> [Task description]:
Omit all pictures and give the records below again exactly as written.

> [Data]:
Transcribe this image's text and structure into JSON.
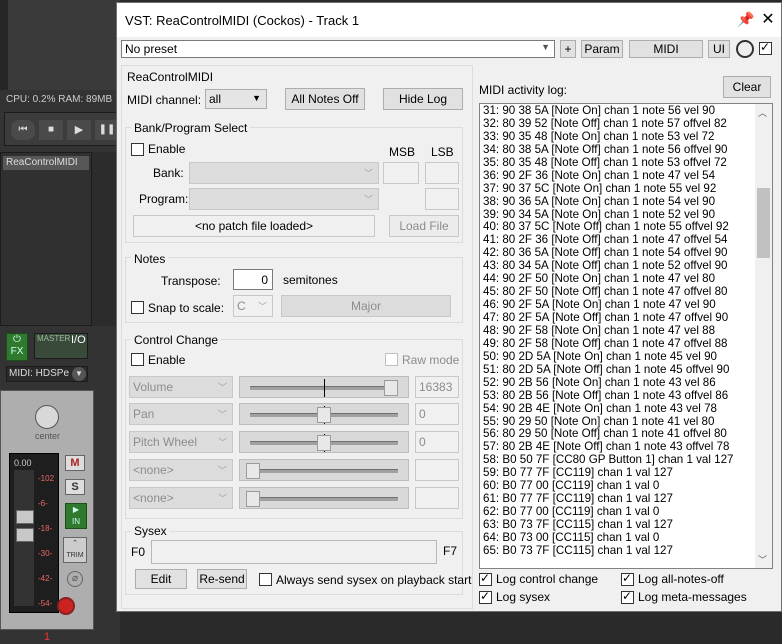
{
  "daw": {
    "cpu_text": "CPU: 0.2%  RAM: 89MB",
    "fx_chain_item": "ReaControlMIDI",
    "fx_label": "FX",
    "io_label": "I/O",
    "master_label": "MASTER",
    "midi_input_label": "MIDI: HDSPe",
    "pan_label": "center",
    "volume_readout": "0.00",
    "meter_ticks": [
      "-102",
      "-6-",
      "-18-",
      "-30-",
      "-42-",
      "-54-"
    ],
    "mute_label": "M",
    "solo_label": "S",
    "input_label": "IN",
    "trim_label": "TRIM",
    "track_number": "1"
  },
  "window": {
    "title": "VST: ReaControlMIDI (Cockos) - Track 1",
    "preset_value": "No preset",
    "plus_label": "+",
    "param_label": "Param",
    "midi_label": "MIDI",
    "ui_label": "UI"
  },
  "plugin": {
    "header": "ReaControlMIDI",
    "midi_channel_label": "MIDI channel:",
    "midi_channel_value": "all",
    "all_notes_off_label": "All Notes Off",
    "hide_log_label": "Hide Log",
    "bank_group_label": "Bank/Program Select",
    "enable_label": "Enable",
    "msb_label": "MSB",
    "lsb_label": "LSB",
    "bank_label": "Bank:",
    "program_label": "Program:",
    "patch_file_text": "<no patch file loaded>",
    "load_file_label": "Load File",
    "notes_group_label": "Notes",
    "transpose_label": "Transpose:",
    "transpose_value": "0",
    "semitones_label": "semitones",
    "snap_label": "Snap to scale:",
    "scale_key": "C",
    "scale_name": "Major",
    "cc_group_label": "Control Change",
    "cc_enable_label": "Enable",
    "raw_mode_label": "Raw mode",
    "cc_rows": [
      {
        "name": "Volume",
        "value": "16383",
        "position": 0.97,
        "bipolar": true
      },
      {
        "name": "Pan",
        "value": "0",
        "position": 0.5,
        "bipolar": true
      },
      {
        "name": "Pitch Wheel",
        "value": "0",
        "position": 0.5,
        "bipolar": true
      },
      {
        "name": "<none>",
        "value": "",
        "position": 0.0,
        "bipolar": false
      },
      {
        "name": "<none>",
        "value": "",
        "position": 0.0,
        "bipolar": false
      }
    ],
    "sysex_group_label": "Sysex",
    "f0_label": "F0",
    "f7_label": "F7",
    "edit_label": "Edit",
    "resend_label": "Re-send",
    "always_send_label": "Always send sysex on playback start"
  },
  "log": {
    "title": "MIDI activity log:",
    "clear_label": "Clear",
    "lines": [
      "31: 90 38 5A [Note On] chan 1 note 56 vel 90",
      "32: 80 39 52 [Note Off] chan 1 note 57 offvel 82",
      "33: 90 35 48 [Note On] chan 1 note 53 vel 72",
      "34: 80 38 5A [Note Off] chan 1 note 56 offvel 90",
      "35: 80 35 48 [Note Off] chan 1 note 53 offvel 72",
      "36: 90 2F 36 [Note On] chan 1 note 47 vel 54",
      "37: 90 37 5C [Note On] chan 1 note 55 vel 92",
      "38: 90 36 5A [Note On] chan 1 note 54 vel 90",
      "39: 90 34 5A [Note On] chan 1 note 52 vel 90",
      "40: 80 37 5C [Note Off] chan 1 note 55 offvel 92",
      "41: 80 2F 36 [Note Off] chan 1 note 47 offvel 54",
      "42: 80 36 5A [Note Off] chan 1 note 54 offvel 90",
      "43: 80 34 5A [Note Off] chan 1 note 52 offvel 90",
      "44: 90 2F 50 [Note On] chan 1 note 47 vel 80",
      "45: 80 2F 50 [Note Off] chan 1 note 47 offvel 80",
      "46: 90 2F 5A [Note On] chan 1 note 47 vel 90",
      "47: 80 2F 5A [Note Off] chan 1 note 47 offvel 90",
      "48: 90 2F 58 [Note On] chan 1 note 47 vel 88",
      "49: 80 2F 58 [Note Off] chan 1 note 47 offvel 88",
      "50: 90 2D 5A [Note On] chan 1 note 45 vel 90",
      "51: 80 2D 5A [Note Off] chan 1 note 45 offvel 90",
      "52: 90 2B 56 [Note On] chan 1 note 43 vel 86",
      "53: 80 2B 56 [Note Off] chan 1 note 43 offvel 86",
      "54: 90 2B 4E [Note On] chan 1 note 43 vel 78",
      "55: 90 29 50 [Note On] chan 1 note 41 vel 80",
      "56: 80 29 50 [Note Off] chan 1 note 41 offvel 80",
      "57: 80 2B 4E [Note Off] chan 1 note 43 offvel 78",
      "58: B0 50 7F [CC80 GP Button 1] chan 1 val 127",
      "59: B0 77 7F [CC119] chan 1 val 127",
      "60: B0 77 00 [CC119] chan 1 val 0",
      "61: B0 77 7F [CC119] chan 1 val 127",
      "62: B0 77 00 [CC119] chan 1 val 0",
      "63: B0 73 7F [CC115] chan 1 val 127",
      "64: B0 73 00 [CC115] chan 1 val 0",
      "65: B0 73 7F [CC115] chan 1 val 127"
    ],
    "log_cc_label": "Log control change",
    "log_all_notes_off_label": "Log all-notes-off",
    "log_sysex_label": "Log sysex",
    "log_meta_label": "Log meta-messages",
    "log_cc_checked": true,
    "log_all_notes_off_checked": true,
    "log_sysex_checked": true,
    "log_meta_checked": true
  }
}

> [Result for this task]:
Transcribe this image's text and structure into JSON.
{
  "daw": {
    "cpu_text": "CPU: 0.2%  RAM: 89MB",
    "fx_chain_item": "ReaControlMIDI",
    "fx_label": "FX",
    "io_label": "I/O",
    "master_label": "MASTER",
    "midi_input_label": "MIDI: HDSPe",
    "pan_label": "center",
    "volume_readout": "0.00",
    "meter_ticks": [
      "-102",
      "-6-",
      "-18-",
      "-30-",
      "-42-",
      "-54-"
    ],
    "mute_label": "M",
    "solo_label": "S",
    "input_label": "IN",
    "trim_label": "TRIM",
    "track_number": "1"
  },
  "window": {
    "title": "VST: ReaControlMIDI (Cockos) - Track 1",
    "preset_value": "No preset",
    "plus_label": "+",
    "param_label": "Param",
    "midi_label": "MIDI",
    "ui_label": "UI"
  },
  "plugin": {
    "header": "ReaControlMIDI",
    "midi_channel_label": "MIDI channel:",
    "midi_channel_value": "all",
    "all_notes_off_label": "All Notes Off",
    "hide_log_label": "Hide Log",
    "bank_group_label": "Bank/Program Select",
    "enable_label": "Enable",
    "msb_label": "MSB",
    "lsb_label": "LSB",
    "bank_label": "Bank:",
    "program_label": "Program:",
    "patch_file_text": "<no patch file loaded>",
    "load_file_label": "Load File",
    "notes_group_label": "Notes",
    "transpose_label": "Transpose:",
    "transpose_value": "0",
    "semitones_label": "semitones",
    "snap_label": "Snap to scale:",
    "scale_key": "C",
    "scale_name": "Major",
    "cc_group_label": "Control Change",
    "cc_enable_label": "Enable",
    "raw_mode_label": "Raw mode",
    "cc_rows": [
      {
        "name": "Volume",
        "value": "16383",
        "position": 0.97,
        "bipolar": true
      },
      {
        "name": "Pan",
        "value": "0",
        "position": 0.5,
        "bipolar": true
      },
      {
        "name": "Pitch Wheel",
        "value": "0",
        "position": 0.5,
        "bipolar": true
      },
      {
        "name": "<none>",
        "value": "",
        "position": 0.0,
        "bipolar": false
      },
      {
        "name": "<none>",
        "value": "",
        "position": 0.0,
        "bipolar": false
      }
    ],
    "sysex_group_label": "Sysex",
    "f0_label": "F0",
    "f7_label": "F7",
    "edit_label": "Edit",
    "resend_label": "Re-send",
    "always_send_label": "Always send sysex on playback start"
  },
  "log": {
    "title": "MIDI activity log:",
    "clear_label": "Clear",
    "lines": [
      "31: 90 38 5A [Note On] chan 1 note 56 vel 90",
      "32: 80 39 52 [Note Off] chan 1 note 57 offvel 82",
      "33: 90 35 48 [Note On] chan 1 note 53 vel 72",
      "34: 80 38 5A [Note Off] chan 1 note 56 offvel 90",
      "35: 80 35 48 [Note Off] chan 1 note 53 offvel 72",
      "36: 90 2F 36 [Note On] chan 1 note 47 vel 54",
      "37: 90 37 5C [Note On] chan 1 note 55 vel 92",
      "38: 90 36 5A [Note On] chan 1 note 54 vel 90",
      "39: 90 34 5A [Note On] chan 1 note 52 vel 90",
      "40: 80 37 5C [Note Off] chan 1 note 55 offvel 92",
      "41: 80 2F 36 [Note Off] chan 1 note 47 offvel 54",
      "42: 80 36 5A [Note Off] chan 1 note 54 offvel 90",
      "43: 80 34 5A [Note Off] chan 1 note 52 offvel 90",
      "44: 90 2F 50 [Note On] chan 1 note 47 vel 80",
      "45: 80 2F 50 [Note Off] chan 1 note 47 offvel 80",
      "46: 90 2F 5A [Note On] chan 1 note 47 vel 90",
      "47: 80 2F 5A [Note Off] chan 1 note 47 offvel 90",
      "48: 90 2F 58 [Note On] chan 1 note 47 vel 88",
      "49: 80 2F 58 [Note Off] chan 1 note 47 offvel 88",
      "50: 90 2D 5A [Note On] chan 1 note 45 vel 90",
      "51: 80 2D 5A [Note Off] chan 1 note 45 offvel 90",
      "52: 90 2B 56 [Note On] chan 1 note 43 vel 86",
      "53: 80 2B 56 [Note Off] chan 1 note 43 offvel 86",
      "54: 90 2B 4E [Note On] chan 1 note 43 vel 78",
      "55: 90 29 50 [Note On] chan 1 note 41 vel 80",
      "56: 80 29 50 [Note Off] chan 1 note 41 offvel 80",
      "57: 80 2B 4E [Note Off] chan 1 note 43 offvel 78",
      "58: B0 50 7F [CC80 GP Button 1] chan 1 val 127",
      "59: B0 77 7F [CC119] chan 1 val 127",
      "60: B0 77 00 [CC119] chan 1 val 0",
      "61: B0 77 7F [CC119] chan 1 val 127",
      "62: B0 77 00 [CC119] chan 1 val 0",
      "63: B0 73 7F [CC115] chan 1 val 127",
      "64: B0 73 00 [CC115] chan 1 val 0",
      "65: B0 73 7F [CC115] chan 1 val 127"
    ],
    "log_cc_label": "Log control change",
    "log_all_notes_off_label": "Log all-notes-off",
    "log_sysex_label": "Log sysex",
    "log_meta_label": "Log meta-messages",
    "log_cc_checked": true,
    "log_all_notes_off_checked": true,
    "log_sysex_checked": true,
    "log_meta_checked": true
  }
}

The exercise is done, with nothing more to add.